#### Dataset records

<<<<

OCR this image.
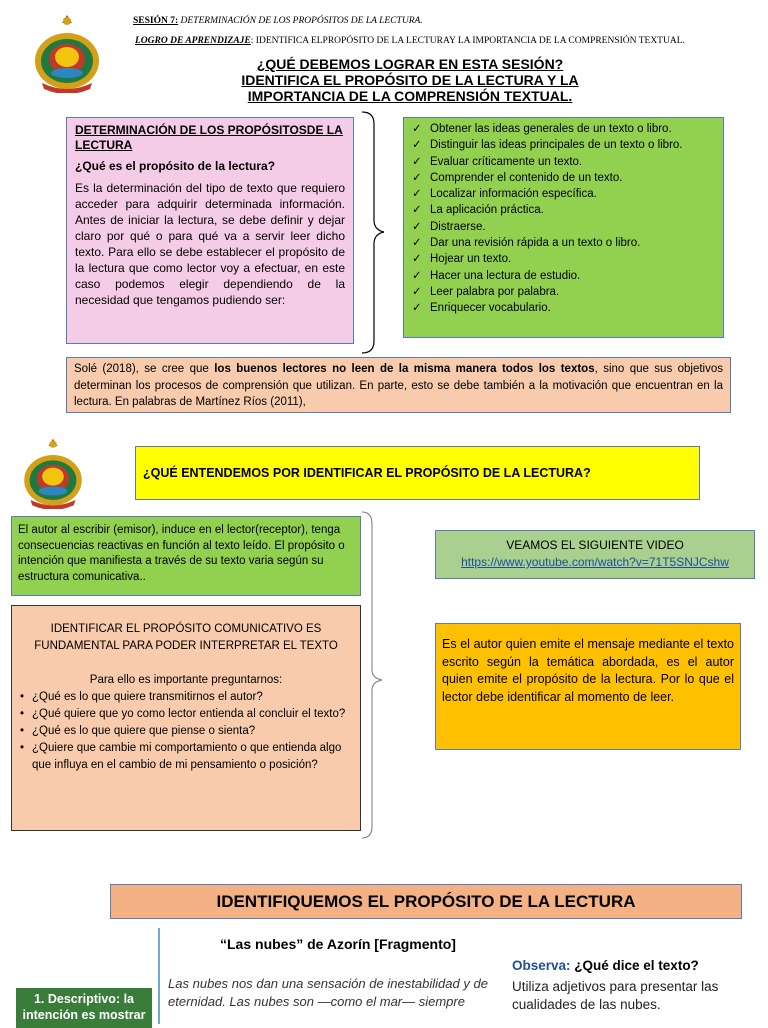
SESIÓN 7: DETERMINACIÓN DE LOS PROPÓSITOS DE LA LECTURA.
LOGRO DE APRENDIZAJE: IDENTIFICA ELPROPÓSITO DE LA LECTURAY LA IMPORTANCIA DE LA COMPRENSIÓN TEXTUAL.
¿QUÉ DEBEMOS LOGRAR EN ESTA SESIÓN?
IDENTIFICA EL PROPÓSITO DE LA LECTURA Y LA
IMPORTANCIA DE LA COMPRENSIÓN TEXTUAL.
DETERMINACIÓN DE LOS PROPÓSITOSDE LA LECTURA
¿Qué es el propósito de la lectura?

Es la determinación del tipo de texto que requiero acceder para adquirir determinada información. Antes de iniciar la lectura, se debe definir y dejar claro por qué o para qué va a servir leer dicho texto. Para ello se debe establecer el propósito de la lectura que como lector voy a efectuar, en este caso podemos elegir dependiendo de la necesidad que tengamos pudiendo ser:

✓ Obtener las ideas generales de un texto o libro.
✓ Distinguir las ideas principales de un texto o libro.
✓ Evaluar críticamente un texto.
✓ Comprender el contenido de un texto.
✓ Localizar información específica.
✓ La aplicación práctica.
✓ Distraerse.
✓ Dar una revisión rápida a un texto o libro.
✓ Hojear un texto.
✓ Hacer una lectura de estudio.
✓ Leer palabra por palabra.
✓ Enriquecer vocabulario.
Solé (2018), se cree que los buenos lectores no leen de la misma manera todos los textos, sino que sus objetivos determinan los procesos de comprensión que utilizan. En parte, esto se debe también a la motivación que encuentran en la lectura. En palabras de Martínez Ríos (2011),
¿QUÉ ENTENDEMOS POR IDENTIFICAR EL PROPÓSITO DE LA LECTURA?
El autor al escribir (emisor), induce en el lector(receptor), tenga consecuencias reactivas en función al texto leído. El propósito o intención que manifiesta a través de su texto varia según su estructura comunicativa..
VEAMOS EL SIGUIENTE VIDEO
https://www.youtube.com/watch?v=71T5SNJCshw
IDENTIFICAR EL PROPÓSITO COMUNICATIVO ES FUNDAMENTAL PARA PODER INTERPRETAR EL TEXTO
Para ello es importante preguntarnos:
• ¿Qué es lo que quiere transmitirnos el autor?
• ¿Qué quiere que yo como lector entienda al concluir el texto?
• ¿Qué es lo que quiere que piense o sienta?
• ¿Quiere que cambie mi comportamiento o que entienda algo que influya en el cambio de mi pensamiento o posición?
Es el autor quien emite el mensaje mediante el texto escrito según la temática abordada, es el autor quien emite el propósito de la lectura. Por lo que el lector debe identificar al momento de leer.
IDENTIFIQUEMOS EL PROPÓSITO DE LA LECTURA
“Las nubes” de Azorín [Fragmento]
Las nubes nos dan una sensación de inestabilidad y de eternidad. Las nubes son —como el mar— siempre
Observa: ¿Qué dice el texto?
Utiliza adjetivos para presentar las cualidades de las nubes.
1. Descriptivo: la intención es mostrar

>>>>
<<<<

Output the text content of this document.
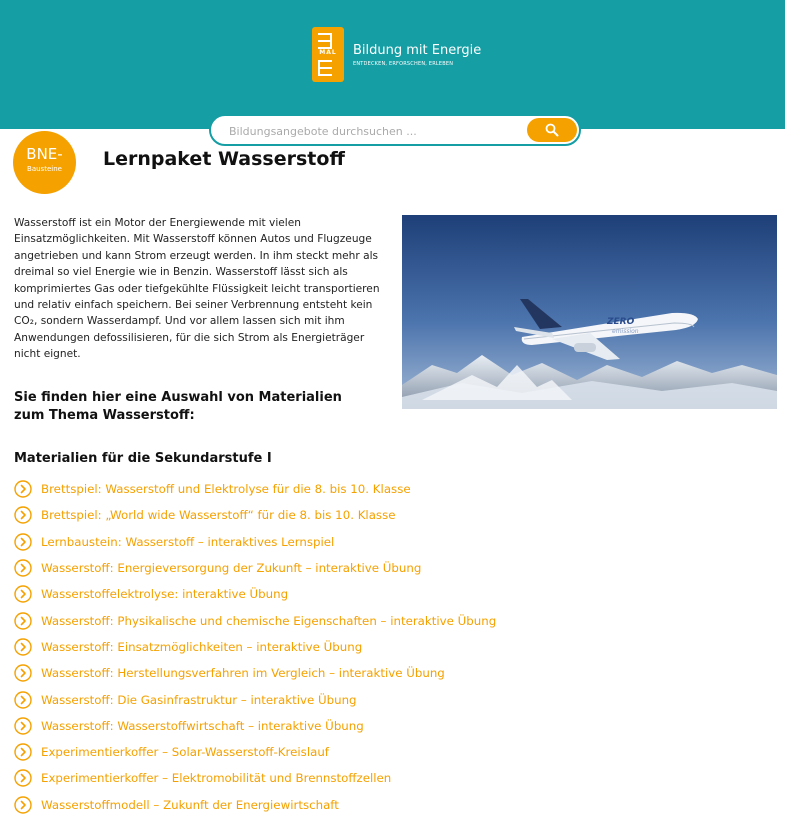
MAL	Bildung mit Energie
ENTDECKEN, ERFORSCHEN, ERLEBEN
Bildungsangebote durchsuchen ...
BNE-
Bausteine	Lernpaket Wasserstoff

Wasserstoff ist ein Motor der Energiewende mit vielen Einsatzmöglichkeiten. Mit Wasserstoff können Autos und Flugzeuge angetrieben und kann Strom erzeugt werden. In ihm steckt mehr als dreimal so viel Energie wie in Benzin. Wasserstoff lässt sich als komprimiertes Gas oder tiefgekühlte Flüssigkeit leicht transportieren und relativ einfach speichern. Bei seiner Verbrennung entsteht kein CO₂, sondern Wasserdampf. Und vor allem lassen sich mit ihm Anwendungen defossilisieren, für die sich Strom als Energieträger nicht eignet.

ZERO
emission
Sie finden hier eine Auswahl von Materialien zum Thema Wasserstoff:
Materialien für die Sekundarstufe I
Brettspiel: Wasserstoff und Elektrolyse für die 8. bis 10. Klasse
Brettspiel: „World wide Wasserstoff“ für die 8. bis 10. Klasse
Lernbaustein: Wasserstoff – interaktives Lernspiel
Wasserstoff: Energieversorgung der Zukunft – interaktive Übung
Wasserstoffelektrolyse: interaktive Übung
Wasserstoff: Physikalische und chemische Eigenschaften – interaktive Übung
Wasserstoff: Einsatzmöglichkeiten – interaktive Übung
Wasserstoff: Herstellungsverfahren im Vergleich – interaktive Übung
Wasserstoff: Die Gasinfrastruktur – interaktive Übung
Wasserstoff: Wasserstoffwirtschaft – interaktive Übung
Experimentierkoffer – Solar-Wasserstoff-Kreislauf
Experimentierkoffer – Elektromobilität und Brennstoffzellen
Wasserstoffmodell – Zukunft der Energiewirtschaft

>>>>
<<<<

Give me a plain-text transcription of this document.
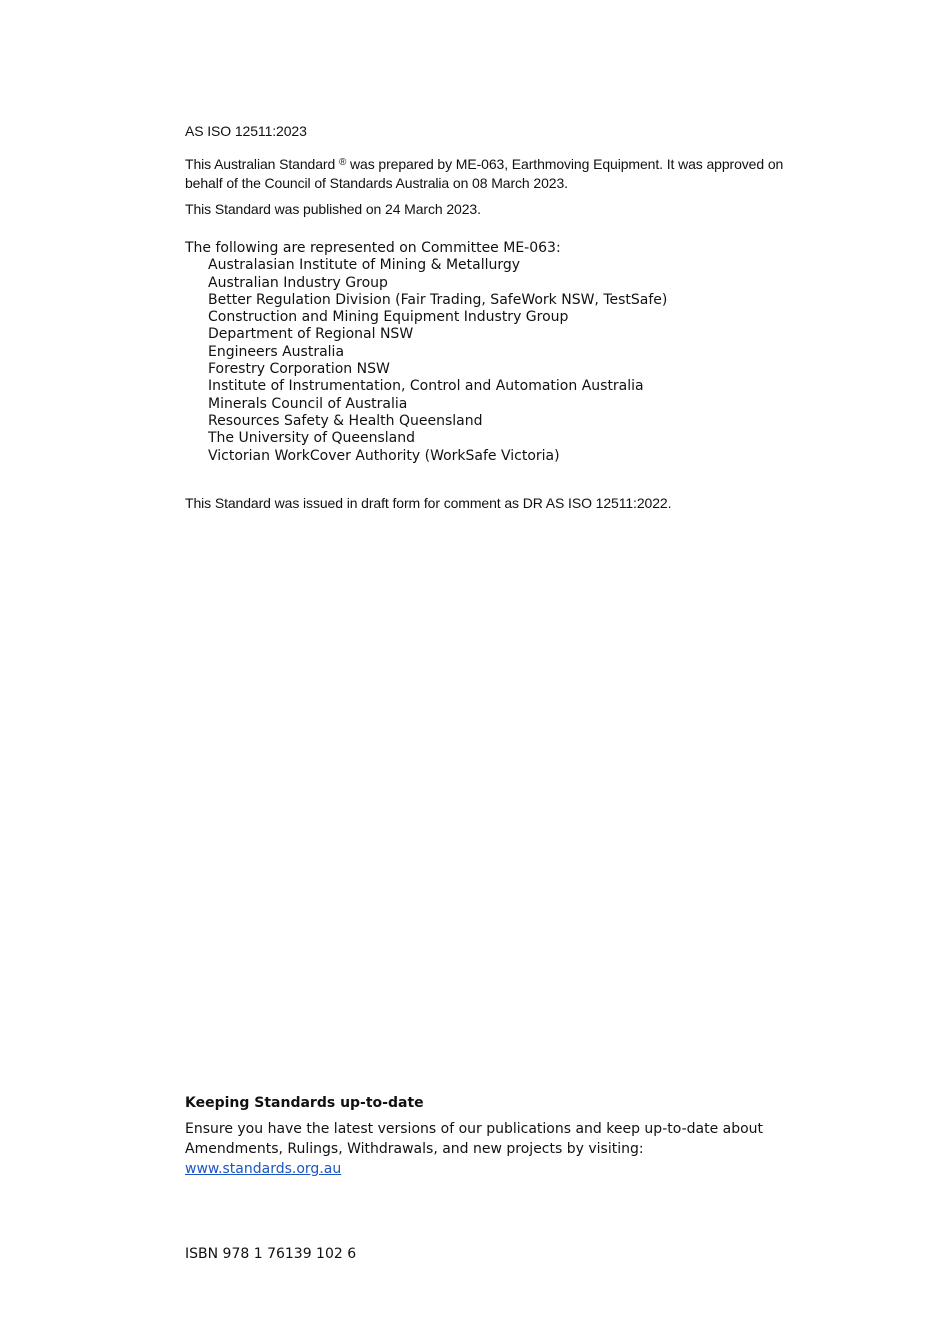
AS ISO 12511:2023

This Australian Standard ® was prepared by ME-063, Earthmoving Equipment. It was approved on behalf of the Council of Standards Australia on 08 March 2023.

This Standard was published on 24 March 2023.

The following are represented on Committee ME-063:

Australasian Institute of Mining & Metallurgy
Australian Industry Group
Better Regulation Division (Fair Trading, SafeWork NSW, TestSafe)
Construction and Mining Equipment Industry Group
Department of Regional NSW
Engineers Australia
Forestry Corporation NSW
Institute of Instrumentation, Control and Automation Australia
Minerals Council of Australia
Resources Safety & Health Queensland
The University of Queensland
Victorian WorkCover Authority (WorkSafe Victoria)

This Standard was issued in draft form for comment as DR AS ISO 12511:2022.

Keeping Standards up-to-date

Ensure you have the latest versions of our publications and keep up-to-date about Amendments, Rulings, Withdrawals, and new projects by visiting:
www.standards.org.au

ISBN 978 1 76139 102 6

>>>>

#### PROBLEM
Out of the material above, select every line that holds the string "ideas".

#### COMPLETED TASK
✓ Obtener las ideas generales de un texto o libro.
✓ Distinguir las ideas principales de un texto o libro.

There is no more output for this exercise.